[Entries with figure data]
--------------------------------------------------

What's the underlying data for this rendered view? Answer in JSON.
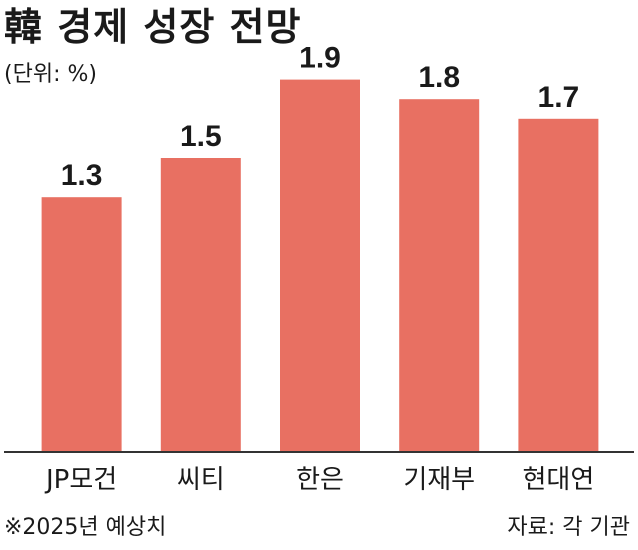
{
  "title": "韓 경제 성장 전망",
  "unit": "(단위: %)",
  "footnote": "※2025년 예상치",
  "source": "자료: 각 기관",
  "colors": {
    "bar": "#e87062",
    "axis": "#333333",
    "text": "#1a1a1a"
  },
  "chart_data": {
    "type": "bar",
    "categories": [
      "JP모건",
      "씨티",
      "한은",
      "기재부",
      "현대연"
    ],
    "values": [
      1.3,
      1.5,
      1.9,
      1.8,
      1.7
    ],
    "value_labels": [
      "1.3",
      "1.5",
      "1.9",
      "1.8",
      "1.7"
    ],
    "ylim": [
      0,
      2.0
    ],
    "grid": false,
    "legend": "none"
  }
}
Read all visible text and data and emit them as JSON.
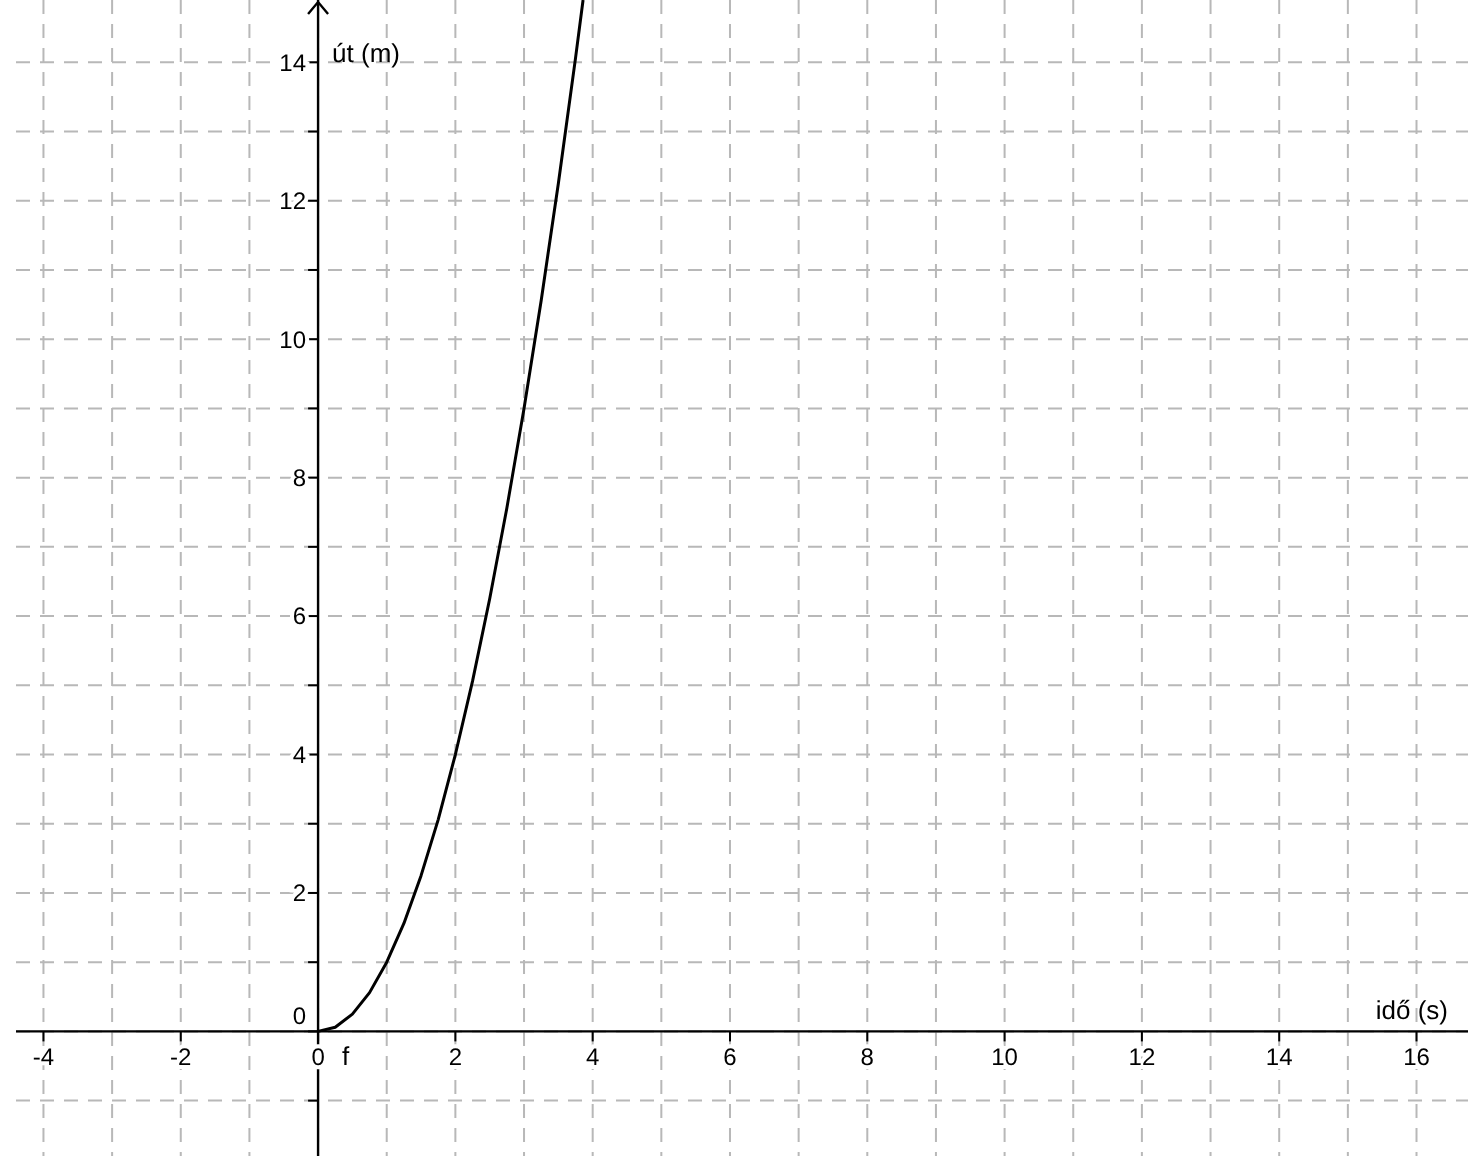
{
  "chart_data": {
    "type": "line",
    "xlabel": "idő (s)",
    "ylabel": "út (m)",
    "x": [
      0,
      0.25,
      0.5,
      0.75,
      1,
      1.25,
      1.5,
      1.75,
      2,
      2.25,
      2.5,
      2.75,
      3,
      3.25,
      3.5,
      3.75,
      3.86
    ],
    "series": [
      {
        "name": "f",
        "color": "#000000",
        "values": [
          0,
          0.06,
          0.25,
          0.56,
          1,
          1.56,
          2.25,
          3.06,
          4,
          5.06,
          6.25,
          7.56,
          9,
          10.56,
          12.25,
          14.06,
          14.9
        ]
      }
    ],
    "xlim": [
      -4.4,
      16.75
    ],
    "ylim": [
      -1.8,
      14.9
    ],
    "xticks": [
      -4,
      {
        "value": -3,
        "label": null
      },
      -2,
      {
        "value": -1,
        "label": null
      },
      0,
      {
        "value": 1,
        "label": null
      },
      2,
      {
        "value": 3,
        "label": null
      },
      4,
      {
        "value": 5,
        "label": null
      },
      6,
      {
        "value": 7,
        "label": null
      },
      8,
      {
        "value": 9,
        "label": null
      },
      10,
      {
        "value": 11,
        "label": null
      },
      12,
      {
        "value": 13,
        "label": null
      },
      14,
      {
        "value": 15,
        "label": null
      },
      16
    ],
    "yticks": [
      {
        "value": -1,
        "label": null
      },
      0,
      {
        "value": 1,
        "label": null
      },
      2,
      {
        "value": 3,
        "label": null
      },
      4,
      {
        "value": 5,
        "label": null
      },
      6,
      {
        "value": 7,
        "label": null
      },
      8,
      {
        "value": 9,
        "label": null
      },
      10,
      {
        "value": 11,
        "label": null
      },
      12,
      {
        "value": 13,
        "label": null
      },
      14
    ],
    "grid": true,
    "marker": "none",
    "line_style": "solid",
    "legend": false
  }
}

--------------------------------------------------

**Aim of the exercise**: Your task is to gather every line with the word "JSON" and copy it.

**Worked solution**:
What's the underlying data for this rendered view? Answer in JSON.
Read all visible text and data and emit them as JSON.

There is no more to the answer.